**Set task**
Output the data below in full, byte for byte. Nothing may differ.

**Data lines**
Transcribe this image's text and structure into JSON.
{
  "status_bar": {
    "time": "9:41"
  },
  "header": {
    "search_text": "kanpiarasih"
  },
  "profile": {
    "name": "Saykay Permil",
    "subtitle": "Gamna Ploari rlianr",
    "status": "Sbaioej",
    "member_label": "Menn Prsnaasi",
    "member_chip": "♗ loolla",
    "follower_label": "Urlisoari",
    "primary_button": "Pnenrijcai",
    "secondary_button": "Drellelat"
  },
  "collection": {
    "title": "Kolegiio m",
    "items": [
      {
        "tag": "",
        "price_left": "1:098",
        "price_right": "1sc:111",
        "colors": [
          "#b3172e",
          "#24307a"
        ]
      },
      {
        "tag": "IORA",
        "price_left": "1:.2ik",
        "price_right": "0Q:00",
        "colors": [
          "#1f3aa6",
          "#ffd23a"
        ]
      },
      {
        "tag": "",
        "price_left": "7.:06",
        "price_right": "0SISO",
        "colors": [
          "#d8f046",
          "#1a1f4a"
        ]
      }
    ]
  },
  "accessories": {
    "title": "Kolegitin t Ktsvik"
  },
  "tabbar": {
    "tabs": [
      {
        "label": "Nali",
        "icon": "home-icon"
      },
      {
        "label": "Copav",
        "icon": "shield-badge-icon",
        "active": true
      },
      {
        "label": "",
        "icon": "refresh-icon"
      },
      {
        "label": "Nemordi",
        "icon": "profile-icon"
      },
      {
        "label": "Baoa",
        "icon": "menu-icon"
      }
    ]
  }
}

**The result**
Transcribe this image's text and structure into JSON.
{
  "status_bar": {
    "time": "9:41"
  },
  "header": {
    "search_text": "kanpiarasih"
  },
  "profile": {
    "name": "Saykay Permil",
    "subtitle": "Gamna Ploari rlianr",
    "status": "Sbaioej",
    "member_label": "Menn Prsnaasi",
    "member_chip": "♗ loolla",
    "follower_label": "Urlisoari",
    "primary_button": "Pnenrijcai",
    "secondary_button": "Drellelat"
  },
  "collection": {
    "title": "Kolegiio m",
    "items": [
      {
        "tag": "",
        "price_left": "1:098",
        "price_right": "1sc:111",
        "colors": [
          "#b3172e",
          "#24307a"
        ]
      },
      {
        "tag": "IORA",
        "price_left": "1:.2ik",
        "price_right": "0Q:00",
        "colors": [
          "#1f3aa6",
          "#ffd23a"
        ]
      },
      {
        "tag": "",
        "price_left": "7.:06",
        "price_right": "0SISO",
        "colors": [
          "#d8f046",
          "#1a1f4a"
        ]
      }
    ]
  },
  "accessories": {
    "title": "Kolegitin t Ktsvik"
  },
  "tabbar": {
    "tabs": [
      {
        "label": "Nali",
        "icon": "home-icon"
      },
      {
        "label": "Copav",
        "icon": "shield-badge-icon",
        "active": true
      },
      {
        "label": "",
        "icon": "refresh-icon"
      },
      {
        "label": "Nemordi",
        "icon": "profile-icon"
      },
      {
        "label": "Baoa",
        "icon": "menu-icon"
      }
    ]
  }
}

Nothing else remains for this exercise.